Records from a data source:
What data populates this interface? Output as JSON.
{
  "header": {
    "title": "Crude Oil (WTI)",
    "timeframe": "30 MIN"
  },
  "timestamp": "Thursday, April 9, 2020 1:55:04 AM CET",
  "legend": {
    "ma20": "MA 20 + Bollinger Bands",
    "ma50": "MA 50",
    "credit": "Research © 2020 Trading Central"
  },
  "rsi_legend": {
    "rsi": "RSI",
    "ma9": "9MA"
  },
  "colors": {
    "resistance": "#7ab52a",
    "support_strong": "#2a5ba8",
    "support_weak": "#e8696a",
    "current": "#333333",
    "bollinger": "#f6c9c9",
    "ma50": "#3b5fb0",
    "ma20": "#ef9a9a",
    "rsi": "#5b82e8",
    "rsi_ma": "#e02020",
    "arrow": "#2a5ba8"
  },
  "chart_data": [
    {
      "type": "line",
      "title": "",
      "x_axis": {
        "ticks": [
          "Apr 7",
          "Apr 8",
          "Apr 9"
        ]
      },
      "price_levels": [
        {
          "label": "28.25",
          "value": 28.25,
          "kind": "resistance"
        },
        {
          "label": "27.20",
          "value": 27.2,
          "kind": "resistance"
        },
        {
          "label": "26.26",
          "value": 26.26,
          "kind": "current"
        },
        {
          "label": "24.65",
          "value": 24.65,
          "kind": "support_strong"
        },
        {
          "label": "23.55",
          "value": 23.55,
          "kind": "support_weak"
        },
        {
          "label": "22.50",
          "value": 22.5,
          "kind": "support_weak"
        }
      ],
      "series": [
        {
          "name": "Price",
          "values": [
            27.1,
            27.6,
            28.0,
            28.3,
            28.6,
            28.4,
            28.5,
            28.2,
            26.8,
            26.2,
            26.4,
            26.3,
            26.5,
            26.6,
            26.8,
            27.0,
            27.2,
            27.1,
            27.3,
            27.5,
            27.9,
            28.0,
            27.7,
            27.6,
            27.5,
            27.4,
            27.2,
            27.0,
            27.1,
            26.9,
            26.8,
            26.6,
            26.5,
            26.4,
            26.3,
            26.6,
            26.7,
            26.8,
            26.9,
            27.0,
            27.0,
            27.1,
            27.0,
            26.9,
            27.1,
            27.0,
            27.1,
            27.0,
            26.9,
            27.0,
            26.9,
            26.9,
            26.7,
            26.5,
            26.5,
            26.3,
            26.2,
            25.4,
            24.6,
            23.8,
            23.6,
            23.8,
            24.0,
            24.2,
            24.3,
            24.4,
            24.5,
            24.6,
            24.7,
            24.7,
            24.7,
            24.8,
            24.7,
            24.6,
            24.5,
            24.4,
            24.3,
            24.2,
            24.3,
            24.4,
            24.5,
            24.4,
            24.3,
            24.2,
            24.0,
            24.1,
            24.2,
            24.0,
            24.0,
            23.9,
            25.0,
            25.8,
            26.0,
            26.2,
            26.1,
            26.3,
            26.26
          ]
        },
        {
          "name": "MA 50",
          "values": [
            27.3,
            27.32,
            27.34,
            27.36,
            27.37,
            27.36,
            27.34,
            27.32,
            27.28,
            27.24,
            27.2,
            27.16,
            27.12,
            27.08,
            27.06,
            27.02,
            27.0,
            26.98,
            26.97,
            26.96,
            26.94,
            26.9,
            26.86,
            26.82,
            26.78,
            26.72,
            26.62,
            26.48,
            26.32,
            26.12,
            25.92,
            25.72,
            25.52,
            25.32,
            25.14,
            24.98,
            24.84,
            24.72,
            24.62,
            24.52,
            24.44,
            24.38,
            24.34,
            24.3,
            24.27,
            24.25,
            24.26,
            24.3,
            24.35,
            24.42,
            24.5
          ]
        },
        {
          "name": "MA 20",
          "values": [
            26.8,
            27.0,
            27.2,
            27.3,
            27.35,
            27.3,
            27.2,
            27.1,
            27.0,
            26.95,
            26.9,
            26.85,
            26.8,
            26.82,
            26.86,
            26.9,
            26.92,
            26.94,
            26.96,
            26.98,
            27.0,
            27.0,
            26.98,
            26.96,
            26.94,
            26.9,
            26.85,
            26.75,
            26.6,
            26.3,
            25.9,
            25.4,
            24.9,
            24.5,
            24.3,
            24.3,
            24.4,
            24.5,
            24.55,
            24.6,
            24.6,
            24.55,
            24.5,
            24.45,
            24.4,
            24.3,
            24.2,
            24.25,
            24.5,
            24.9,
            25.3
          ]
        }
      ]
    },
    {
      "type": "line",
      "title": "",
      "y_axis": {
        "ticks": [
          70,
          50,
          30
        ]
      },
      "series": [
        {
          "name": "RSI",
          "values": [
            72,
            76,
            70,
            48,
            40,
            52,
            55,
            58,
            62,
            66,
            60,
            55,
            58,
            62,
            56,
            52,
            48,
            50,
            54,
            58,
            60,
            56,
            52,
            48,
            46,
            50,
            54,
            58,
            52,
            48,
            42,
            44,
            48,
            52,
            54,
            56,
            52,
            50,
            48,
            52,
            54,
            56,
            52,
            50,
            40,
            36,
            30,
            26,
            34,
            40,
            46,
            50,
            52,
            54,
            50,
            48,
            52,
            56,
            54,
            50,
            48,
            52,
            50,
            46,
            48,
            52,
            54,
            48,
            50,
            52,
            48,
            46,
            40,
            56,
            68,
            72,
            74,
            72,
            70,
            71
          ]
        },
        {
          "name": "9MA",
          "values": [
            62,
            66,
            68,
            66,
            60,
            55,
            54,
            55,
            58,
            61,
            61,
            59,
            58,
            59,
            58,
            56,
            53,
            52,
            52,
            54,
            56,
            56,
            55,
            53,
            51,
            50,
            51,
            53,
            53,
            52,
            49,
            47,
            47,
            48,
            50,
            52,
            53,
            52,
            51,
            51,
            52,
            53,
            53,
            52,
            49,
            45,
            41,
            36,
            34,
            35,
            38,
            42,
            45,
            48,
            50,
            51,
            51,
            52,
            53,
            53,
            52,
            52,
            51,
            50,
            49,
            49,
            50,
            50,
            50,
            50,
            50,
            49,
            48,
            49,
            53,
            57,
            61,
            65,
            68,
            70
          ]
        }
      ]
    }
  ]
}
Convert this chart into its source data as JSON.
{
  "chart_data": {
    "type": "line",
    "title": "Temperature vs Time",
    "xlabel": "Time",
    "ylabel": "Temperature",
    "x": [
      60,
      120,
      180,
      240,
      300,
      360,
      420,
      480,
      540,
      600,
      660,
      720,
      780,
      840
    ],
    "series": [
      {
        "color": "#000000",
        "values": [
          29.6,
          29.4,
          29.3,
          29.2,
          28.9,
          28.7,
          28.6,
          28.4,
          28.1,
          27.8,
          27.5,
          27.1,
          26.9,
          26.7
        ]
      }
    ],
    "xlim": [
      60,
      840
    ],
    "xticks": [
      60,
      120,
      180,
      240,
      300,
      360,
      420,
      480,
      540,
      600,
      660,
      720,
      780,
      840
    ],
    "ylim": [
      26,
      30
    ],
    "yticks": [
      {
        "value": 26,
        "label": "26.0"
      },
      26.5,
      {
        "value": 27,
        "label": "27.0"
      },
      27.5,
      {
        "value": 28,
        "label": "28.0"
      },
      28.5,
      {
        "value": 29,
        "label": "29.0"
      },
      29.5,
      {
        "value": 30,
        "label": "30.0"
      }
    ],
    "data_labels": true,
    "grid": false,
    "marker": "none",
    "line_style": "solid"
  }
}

| Task directions |
Leave out every line without the string "Temperature" and copy the rest.

| Right answer |
    "title": "Temperature vs Time",
    "ylabel": "Temperature",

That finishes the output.